─── 掲載本文 ───

図2】前記実施形態による遮蔽装置の全体構成を示す右側面図である。
図3】前記実施形態による遮蔽装置に備わる操作ユニットの構成を示す縦断面図であり、図1のA―A矢視図である。
図4】前記実施形態による遮蔽装置に備わる操作ユニットの構成を示す縦断面図であり、図2のB―B矢視図である。
図5】前記実施形態による遮蔽装置の全体構成を示す右側面図であり、図5(a)は、操作部材の手前側を下方に引くことで遮蔽材が上昇している状態図、図5(b)は、図5(a)の状態から操作部材を解放することで遮蔽材が停止した状態図、図5(c)は、図5(b)の状態から操作部材の手前側を下方に少し引いて、操作部材を解放することで遮蔽材が下降し、停止している状態図である。
図6】前記実施形態による遮蔽装置に備わる操作ユニットの動作を示す図であり、図6(a)は、駆動ギヤと従動ギヤが噛合ってプーリからの駆動力が従動ギヤに伝達される状態を示す操作ユニットの斜視断面図、図6(b)は、駆動ギヤと従動ギヤの連動が解除されてプーリからの駆動力が従動ギヤに伝達されない状態を示す操作ユニットの斜視断面図、図6(c)は、駆動ギヤと従動ギヤが噛合ってプーリからの駆動力が従動ギヤに伝達される状態を示す操作ユニットの縦断面図、図6(d)は、駆動ギヤと従動ギヤの連動が解除されてプーリからの駆動力が従動ギヤに伝達されない状態を示す操作ユニットの縦断面図、図6(e)は、ネジ部材の頭部がスロットの幅広部に位置している状態を示す操作ユニットの斜視図である。図6(f)は、ネジ部材がスロットの幅狭部に位置している状態を示す操作ユニットの斜視図である。

───

取り組む課題:
1. 遮蔽装置の図面説明のうち「図5】前記実施形態による」で始まる段落を、主な内容を保ったまま箇条書きに書き直してください。
2. 遮蔽装置の図面説明によると、図3は図1のどの矢視図か。

─── 提供データ ───

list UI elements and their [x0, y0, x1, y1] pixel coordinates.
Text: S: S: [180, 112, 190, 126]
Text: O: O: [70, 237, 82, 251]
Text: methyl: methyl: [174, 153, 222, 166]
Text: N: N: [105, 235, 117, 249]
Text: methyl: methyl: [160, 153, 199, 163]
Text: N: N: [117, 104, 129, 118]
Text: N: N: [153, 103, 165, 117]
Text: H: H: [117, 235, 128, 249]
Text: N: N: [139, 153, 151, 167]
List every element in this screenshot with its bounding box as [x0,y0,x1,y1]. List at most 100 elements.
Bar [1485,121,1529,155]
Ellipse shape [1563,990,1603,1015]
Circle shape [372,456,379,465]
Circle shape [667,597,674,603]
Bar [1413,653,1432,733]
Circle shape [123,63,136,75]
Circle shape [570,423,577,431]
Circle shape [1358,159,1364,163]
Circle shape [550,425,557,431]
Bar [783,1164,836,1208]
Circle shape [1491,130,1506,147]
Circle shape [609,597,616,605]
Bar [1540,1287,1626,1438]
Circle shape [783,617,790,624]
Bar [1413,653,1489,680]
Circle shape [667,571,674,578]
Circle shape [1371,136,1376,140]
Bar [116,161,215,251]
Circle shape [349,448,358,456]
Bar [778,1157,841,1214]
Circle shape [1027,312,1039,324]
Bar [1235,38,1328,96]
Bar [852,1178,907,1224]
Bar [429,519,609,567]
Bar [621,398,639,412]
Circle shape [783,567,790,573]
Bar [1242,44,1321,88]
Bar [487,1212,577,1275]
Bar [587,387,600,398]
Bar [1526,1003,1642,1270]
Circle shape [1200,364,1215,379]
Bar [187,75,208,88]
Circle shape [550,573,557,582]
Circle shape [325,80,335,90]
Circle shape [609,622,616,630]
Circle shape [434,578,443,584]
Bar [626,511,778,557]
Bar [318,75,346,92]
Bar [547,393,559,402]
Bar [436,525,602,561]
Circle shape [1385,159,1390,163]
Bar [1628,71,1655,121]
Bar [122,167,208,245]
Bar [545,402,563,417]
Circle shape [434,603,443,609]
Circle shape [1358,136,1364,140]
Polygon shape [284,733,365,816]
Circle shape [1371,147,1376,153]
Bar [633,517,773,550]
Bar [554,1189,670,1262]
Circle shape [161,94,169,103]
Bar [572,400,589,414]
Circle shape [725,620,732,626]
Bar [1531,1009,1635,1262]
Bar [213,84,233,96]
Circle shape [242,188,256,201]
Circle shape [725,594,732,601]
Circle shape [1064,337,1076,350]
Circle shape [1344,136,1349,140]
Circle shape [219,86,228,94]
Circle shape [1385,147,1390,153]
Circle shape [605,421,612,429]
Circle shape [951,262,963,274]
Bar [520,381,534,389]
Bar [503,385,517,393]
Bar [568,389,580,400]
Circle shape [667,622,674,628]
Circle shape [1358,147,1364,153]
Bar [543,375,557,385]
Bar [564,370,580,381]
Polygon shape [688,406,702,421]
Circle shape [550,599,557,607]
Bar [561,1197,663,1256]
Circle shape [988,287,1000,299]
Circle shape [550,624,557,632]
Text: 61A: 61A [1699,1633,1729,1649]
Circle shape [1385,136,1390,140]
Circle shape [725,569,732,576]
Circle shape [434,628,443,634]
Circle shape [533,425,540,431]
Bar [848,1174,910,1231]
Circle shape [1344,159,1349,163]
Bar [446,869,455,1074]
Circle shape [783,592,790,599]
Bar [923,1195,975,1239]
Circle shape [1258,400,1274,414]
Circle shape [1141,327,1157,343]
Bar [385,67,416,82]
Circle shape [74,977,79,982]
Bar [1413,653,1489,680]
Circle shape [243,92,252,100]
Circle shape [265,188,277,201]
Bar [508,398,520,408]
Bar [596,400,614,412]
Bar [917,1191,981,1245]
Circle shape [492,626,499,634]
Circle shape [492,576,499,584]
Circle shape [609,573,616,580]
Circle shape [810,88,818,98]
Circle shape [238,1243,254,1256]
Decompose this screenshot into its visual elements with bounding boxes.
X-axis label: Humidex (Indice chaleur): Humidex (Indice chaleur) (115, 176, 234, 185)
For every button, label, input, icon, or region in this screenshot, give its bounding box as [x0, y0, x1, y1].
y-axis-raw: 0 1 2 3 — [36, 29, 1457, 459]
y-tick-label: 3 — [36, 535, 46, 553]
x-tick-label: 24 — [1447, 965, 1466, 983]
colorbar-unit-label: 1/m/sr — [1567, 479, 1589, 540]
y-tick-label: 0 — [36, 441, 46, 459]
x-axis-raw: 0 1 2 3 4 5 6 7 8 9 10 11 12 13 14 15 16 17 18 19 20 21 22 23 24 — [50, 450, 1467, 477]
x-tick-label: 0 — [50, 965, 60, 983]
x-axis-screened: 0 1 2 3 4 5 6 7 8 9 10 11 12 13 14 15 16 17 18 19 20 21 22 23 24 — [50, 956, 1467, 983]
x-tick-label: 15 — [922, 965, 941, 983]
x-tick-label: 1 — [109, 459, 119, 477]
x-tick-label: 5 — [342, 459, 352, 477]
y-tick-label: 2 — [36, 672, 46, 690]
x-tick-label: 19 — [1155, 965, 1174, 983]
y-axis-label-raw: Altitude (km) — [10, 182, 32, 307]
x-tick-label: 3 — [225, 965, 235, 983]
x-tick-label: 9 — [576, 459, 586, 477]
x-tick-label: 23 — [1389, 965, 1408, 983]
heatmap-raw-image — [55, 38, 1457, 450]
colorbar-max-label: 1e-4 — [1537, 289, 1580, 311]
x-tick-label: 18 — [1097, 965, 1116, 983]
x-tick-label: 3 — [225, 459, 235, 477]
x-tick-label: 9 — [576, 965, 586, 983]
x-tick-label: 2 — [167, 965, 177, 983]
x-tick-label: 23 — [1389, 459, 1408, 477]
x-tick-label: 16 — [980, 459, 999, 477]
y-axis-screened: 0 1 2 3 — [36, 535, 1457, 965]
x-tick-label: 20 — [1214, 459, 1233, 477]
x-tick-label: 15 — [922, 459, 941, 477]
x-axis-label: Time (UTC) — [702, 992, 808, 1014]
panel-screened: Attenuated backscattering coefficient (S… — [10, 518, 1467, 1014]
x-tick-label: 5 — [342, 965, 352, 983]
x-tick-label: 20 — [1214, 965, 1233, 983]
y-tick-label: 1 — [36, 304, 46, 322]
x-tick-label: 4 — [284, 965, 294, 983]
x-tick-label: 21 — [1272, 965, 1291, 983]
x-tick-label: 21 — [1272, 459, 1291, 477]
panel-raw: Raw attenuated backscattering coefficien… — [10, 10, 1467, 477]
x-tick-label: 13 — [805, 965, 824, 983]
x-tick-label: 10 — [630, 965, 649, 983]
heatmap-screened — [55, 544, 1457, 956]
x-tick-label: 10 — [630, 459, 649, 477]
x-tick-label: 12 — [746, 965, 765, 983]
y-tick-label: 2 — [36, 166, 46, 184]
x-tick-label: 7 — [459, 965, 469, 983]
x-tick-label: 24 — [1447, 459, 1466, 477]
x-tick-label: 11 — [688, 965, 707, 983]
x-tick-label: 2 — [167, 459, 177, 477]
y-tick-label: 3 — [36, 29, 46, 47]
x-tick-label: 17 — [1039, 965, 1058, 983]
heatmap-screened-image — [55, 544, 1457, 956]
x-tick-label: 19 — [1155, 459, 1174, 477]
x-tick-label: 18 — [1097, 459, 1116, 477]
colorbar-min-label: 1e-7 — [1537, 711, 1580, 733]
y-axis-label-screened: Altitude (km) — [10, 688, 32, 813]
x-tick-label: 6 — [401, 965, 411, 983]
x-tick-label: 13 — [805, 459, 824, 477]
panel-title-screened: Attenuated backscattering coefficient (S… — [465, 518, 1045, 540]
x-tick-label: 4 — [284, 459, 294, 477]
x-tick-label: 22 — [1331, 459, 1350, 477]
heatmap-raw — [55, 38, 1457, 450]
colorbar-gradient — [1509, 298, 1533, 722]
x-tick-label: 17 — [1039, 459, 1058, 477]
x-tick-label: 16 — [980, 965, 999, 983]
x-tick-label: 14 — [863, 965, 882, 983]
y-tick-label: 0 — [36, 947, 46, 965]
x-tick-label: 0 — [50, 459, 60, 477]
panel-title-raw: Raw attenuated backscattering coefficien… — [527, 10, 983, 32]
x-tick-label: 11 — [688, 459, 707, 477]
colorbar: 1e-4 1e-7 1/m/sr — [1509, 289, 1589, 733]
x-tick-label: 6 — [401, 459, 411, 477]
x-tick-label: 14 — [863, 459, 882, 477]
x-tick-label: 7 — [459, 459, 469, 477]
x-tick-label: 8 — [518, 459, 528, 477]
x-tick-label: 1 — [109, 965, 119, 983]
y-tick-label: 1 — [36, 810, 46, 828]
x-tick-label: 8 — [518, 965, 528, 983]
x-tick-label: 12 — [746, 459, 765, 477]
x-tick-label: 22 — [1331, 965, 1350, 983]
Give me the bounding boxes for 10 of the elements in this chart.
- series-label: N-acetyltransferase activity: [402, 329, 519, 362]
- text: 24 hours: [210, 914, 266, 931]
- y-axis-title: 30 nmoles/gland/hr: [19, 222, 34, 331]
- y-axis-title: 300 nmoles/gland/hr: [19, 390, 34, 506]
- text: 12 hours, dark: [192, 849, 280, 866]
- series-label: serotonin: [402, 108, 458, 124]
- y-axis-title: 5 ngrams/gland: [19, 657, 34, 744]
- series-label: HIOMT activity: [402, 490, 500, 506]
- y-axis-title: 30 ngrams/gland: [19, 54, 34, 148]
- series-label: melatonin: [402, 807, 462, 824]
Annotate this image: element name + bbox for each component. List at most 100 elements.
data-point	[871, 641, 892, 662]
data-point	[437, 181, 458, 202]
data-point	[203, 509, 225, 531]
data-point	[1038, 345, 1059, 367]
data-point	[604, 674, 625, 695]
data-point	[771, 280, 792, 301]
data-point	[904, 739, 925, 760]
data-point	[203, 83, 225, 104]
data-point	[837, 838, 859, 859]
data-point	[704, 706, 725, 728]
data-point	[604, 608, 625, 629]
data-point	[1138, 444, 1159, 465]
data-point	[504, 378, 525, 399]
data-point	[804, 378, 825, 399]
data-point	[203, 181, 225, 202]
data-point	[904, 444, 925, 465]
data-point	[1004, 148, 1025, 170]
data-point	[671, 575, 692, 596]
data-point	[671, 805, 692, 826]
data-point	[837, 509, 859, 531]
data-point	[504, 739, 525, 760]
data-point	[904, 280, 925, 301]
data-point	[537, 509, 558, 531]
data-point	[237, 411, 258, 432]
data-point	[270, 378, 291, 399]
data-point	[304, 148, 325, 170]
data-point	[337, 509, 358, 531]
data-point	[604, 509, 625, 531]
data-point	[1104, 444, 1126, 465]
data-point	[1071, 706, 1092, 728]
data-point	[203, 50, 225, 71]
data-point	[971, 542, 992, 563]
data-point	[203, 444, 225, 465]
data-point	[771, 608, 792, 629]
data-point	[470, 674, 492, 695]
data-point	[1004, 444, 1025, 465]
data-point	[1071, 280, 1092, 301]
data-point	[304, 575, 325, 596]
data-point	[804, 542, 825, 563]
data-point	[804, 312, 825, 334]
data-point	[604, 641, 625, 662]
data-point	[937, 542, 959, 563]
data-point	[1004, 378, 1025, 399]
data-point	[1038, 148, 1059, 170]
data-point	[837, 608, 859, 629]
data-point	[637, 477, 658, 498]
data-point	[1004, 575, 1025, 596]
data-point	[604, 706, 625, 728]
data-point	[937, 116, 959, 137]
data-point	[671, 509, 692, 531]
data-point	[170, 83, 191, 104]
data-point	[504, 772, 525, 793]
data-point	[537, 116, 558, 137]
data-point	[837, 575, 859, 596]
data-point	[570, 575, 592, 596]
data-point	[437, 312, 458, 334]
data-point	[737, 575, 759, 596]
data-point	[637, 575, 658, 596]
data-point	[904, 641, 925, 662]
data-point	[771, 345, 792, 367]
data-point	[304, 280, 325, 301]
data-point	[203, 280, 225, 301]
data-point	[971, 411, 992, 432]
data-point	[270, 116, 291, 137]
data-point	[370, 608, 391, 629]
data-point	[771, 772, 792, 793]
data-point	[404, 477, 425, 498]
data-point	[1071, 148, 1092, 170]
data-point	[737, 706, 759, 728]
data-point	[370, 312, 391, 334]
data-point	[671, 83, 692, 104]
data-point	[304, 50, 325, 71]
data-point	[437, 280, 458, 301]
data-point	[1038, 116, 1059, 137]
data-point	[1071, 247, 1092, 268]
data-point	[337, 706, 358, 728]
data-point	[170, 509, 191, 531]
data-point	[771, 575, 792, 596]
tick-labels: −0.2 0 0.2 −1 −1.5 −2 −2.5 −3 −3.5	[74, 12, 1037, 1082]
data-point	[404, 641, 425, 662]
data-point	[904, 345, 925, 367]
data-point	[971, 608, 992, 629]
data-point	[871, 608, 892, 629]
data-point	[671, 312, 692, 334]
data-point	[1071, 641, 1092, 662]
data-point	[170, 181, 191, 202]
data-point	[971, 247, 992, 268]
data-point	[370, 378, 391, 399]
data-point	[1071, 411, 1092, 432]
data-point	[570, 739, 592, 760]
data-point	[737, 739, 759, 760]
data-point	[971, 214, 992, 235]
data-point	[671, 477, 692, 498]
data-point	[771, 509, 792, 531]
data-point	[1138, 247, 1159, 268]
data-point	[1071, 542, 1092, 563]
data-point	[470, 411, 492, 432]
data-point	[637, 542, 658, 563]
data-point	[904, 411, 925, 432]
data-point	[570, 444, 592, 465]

───

課題の解答:
1.
- 図5：遮蔽装置の全体構成を示す右側面図
- 図5(a)：操作部材の手前側を下方に引き、遮蔽材が上昇している状態
- 図5(b)：図5(a)の状態から操作部材を解放し、遮蔽材が停止した状態
- 図5(c)：図5(b)の状態から操作部材の手前側を下方に少し引いて解放し、遮蔽材が下降して停止している状態

2. 図1のA―A矢視図である。